» **Exercise brief**
Restate all the material verbatim, except for the pictures.

+++++

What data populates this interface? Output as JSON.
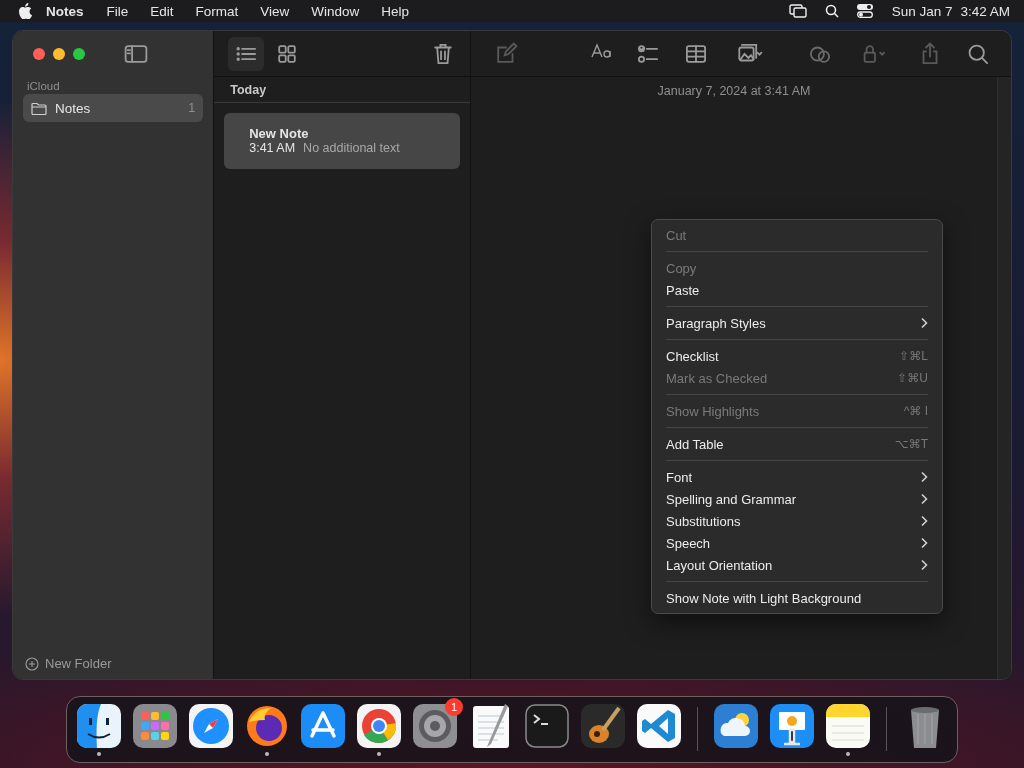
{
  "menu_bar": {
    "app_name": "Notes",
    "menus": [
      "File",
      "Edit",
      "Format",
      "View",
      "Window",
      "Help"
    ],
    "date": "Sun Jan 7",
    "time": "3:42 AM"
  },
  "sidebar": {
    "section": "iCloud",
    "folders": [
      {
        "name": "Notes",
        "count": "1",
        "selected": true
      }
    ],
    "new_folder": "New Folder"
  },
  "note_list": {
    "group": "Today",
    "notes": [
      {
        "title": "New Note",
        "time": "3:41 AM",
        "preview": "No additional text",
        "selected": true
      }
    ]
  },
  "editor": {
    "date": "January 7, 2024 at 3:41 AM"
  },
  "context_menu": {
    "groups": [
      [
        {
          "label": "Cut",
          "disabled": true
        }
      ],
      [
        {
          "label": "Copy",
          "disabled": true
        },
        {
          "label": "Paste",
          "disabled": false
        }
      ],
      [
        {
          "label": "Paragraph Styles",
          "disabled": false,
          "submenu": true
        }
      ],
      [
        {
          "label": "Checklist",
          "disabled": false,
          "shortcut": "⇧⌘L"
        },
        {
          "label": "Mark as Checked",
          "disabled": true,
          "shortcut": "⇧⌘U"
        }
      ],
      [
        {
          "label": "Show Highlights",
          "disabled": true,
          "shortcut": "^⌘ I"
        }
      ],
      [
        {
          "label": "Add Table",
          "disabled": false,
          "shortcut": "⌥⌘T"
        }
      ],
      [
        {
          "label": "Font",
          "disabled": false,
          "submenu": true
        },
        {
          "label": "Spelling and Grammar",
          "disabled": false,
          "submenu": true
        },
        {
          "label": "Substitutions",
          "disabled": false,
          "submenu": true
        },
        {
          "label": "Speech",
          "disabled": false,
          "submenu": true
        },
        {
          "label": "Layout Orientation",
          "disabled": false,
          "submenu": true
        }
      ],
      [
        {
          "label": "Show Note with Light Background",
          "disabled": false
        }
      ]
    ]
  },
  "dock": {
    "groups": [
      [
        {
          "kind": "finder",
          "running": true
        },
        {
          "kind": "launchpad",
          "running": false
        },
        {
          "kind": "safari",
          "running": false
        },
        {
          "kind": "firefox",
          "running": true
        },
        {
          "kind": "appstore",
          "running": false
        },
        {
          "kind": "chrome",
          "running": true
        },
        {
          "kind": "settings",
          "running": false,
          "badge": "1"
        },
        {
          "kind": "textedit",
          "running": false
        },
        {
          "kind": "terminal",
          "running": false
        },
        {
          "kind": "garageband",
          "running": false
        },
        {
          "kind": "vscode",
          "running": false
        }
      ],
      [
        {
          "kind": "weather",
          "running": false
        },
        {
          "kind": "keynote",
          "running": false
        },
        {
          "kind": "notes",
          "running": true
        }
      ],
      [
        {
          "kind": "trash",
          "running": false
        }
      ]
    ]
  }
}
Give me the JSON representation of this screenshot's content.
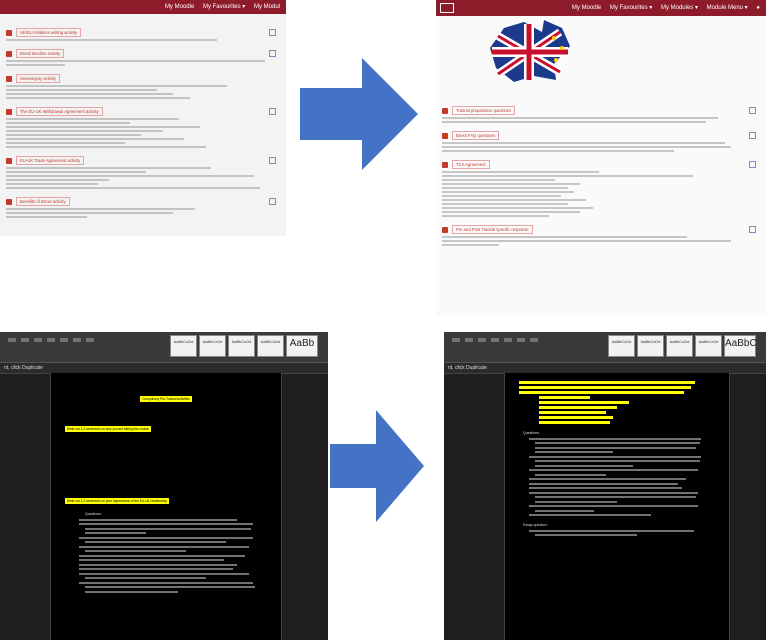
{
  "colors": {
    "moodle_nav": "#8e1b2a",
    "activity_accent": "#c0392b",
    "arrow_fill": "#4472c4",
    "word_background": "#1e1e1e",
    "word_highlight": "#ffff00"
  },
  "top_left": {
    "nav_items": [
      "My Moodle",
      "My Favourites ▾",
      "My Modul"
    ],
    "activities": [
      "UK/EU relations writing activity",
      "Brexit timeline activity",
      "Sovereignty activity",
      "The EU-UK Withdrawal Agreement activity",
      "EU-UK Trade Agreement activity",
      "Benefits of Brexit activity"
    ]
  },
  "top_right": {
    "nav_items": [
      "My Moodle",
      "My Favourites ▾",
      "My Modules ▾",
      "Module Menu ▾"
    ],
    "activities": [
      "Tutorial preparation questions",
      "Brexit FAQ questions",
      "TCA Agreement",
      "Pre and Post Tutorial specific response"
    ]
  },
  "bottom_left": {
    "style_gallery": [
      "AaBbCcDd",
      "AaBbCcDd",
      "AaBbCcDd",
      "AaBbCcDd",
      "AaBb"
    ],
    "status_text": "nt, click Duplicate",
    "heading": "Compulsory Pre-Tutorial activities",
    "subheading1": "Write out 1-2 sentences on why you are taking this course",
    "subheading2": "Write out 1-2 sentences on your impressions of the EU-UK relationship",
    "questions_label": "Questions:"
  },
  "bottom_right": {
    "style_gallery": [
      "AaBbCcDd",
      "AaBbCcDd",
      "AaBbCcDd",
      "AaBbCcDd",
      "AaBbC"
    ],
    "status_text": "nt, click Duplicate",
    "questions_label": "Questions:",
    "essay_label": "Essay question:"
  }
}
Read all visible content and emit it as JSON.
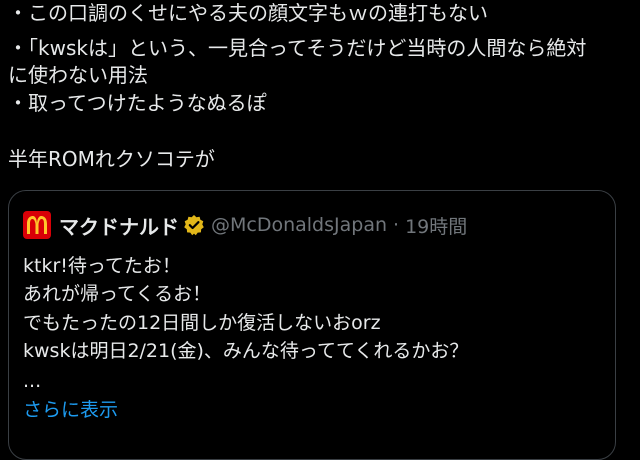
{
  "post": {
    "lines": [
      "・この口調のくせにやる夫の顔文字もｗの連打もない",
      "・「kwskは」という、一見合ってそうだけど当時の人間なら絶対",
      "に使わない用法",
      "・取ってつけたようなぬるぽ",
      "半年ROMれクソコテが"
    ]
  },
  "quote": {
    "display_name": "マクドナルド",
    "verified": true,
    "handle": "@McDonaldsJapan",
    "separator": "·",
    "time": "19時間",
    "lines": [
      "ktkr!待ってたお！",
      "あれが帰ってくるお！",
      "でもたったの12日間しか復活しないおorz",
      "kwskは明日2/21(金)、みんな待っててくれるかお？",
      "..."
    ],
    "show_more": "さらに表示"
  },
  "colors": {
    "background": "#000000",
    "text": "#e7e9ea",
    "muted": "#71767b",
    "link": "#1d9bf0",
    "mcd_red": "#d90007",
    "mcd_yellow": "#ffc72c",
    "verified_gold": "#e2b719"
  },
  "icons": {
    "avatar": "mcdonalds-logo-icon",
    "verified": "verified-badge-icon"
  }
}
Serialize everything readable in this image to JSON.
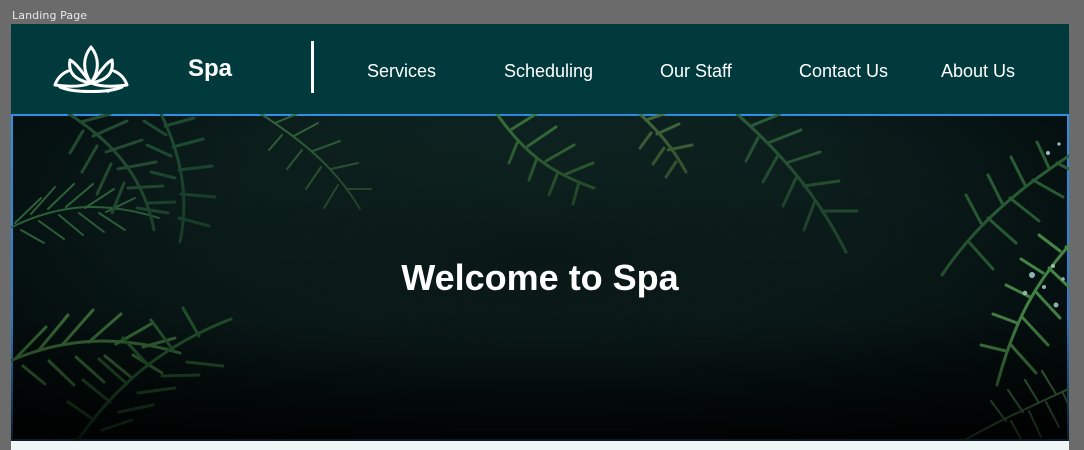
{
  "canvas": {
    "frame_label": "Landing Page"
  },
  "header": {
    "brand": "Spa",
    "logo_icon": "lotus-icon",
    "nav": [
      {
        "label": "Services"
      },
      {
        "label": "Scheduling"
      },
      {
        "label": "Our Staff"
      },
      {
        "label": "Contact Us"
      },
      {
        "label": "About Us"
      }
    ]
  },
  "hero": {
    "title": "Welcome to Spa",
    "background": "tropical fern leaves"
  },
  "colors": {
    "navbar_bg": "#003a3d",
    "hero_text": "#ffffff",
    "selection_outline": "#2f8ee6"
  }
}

+++++

» **Solution to this exercise**
What data populates this interface? Output as JSON.
{
  "menu_bar": {
    "app_name": "Notes",
    "menus": [
      "File",
      "Edit",
      "Format",
      "View",
      "Window",
      "Help"
    ],
    "date": "Sun Jan 7",
    "time": "3:42 AM"
  },
  "sidebar": {
    "section": "iCloud",
    "folders": [
      {
        "name": "Notes",
        "count": "1",
        "selected": true
      }
    ],
    "new_folder": "New Folder"
  },
  "note_list": {
    "group": "Today",
    "notes": [
      {
        "title": "New Note",
        "time": "3:41 AM",
        "preview": "No additional text",
        "selected": true
      }
    ]
  },
  "editor": {
    "date": "January 7, 2024 at 3:41 AM"
  },
  "context_menu": {
    "groups": [
      [
        {
          "label": "Cut",
          "disabled": true
        }
      ],
      [
        {
          "label": "Copy",
          "disabled": true
        },
        {
          "label": "Paste",
          "disabled": false
        }
      ],
      [
        {
          "label": "Paragraph Styles",
          "disabled": false,
          "submenu": true
        }
      ],
      [
        {
          "label": "Checklist",
          "disabled": false,
          "shortcut": "⇧⌘L"
        },
        {
          "label": "Mark as Checked",
          "disabled": true,
          "shortcut": "⇧⌘U"
        }
      ],
      [
        {
          "label": "Show Highlights",
          "disabled": true,
          "shortcut": "^⌘ I"
        }
      ],
      [
        {
          "label": "Add Table",
          "disabled": false,
          "shortcut": "⌥⌘T"
        }
      ],
      [
        {
          "label": "Font",
          "disabled": false,
          "submenu": true
        },
        {
          "label": "Spelling and Grammar",
          "disabled": false,
          "submenu": true
        },
        {
          "label": "Substitutions",
          "disabled": false,
          "submenu": true
        },
        {
          "label": "Speech",
          "disabled": false,
          "submenu": true
        },
        {
          "label": "Layout Orientation",
          "disabled": false,
          "submenu": true
        }
      ],
      [
        {
          "label": "Show Note with Light Background",
          "disabled": false
        }
      ]
    ]
  },
  "dock": {
    "groups": [
      [
        {
          "kind": "finder",
          "running": true
        },
        {
          "kind": "launchpad",
          "running": false
        },
        {
          "kind": "safari",
          "running": false
        },
        {
          "kind": "firefox",
          "running": true
        },
        {
          "kind": "appstore",
          "running": false
        },
        {
          "kind": "chrome",
          "running": true
        },
        {
          "kind": "settings",
          "running": false,
          "badge": "1"
        },
        {
          "kind": "textedit",
          "running": false
        },
        {
          "kind": "terminal",
          "running": false
        },
        {
          "kind": "garageband",
          "running": false
        },
        {
          "kind": "vscode",
          "running": false
        }
      ],
      [
        {
          "kind": "weather",
          "running": false
        },
        {
          "kind": "keynote",
          "running": false
        },
        {
          "kind": "notes",
          "running": true
        }
      ],
      [
        {
          "kind": "trash",
          "running": false
        }
      ]
    ]
  }
}
Give me the JSON representation of this screenshot's content.
{
  "colors": {
    "moodle_nav": "#8e1b2a",
    "activity_accent": "#c0392b",
    "arrow_fill": "#4472c4",
    "word_background": "#1e1e1e",
    "word_highlight": "#ffff00"
  },
  "top_left": {
    "nav_items": [
      "My Moodle",
      "My Favourites ▾",
      "My Modul"
    ],
    "activities": [
      "UK/EU relations writing activity",
      "Brexit timeline activity",
      "Sovereignty activity",
      "The EU-UK Withdrawal Agreement activity",
      "EU-UK Trade Agreement activity",
      "Benefits of Brexit activity"
    ]
  },
  "top_right": {
    "nav_items": [
      "My Moodle",
      "My Favourites ▾",
      "My Modules ▾",
      "Module Menu ▾"
    ],
    "activities": [
      "Tutorial preparation questions",
      "Brexit FAQ questions",
      "TCA Agreement",
      "Pre and Post Tutorial specific response"
    ]
  },
  "bottom_left": {
    "style_gallery": [
      "AaBbCcDd",
      "AaBbCcDd",
      "AaBbCcDd",
      "AaBbCcDd",
      "AaBb"
    ],
    "status_text": "nt, click Duplicate",
    "heading": "Compulsory Pre-Tutorial activities",
    "subheading1": "Write out 1-2 sentences on why you are taking this course",
    "subheading2": "Write out 1-2 sentences on your impressions of the EU-UK relationship",
    "questions_label": "Questions:"
  },
  "bottom_right": {
    "style_gallery": [
      "AaBbCcDd",
      "AaBbCcDd",
      "AaBbCcDd",
      "AaBbCcDd",
      "AaBbC"
    ],
    "status_text": "nt, click Duplicate",
    "questions_label": "Questions:",
    "essay_label": "Essay question:"
  }
}
Read all visible content and emit it as JSON.
{
  "post": {
    "lines": [
      "・この口調のくせにやる夫の顔文字もｗの連打もない",
      "・「kwskは」という、一見合ってそうだけど当時の人間なら絶対",
      "に使わない用法",
      "・取ってつけたようなぬるぽ",
      "半年ROMれクソコテが"
    ]
  },
  "quote": {
    "display_name": "マクドナルド",
    "verified": true,
    "handle": "@McDonaldsJapan",
    "separator": "·",
    "time": "19時間",
    "lines": [
      "ktkr!待ってたお！",
      "あれが帰ってくるお！",
      "でもたったの12日間しか復活しないおorz",
      "kwskは明日2/21(金)、みんな待っててくれるかお？",
      "..."
    ],
    "show_more": "さらに表示"
  },
  "colors": {
    "background": "#000000",
    "text": "#e7e9ea",
    "muted": "#71767b",
    "link": "#1d9bf0",
    "mcd_red": "#d90007",
    "mcd_yellow": "#ffc72c",
    "verified_gold": "#e2b719"
  },
  "icons": {
    "avatar": "mcdonalds-logo-icon",
    "verified": "verified-badge-icon"
  }
}
Serialize everything readable in this image to JSON.
{
  "canvas": {
    "frame_label": "Landing Page"
  },
  "header": {
    "brand": "Spa",
    "logo_icon": "lotus-icon",
    "nav": [
      {
        "label": "Services"
      },
      {
        "label": "Scheduling"
      },
      {
        "label": "Our Staff"
      },
      {
        "label": "Contact Us"
      },
      {
        "label": "About Us"
      }
    ]
  },
  "hero": {
    "title": "Welcome to Spa",
    "background": "tropical fern leaves"
  },
  "colors": {
    "navbar_bg": "#003a3d",
    "hero_text": "#ffffff",
    "selection_outline": "#2f8ee6"
  }
}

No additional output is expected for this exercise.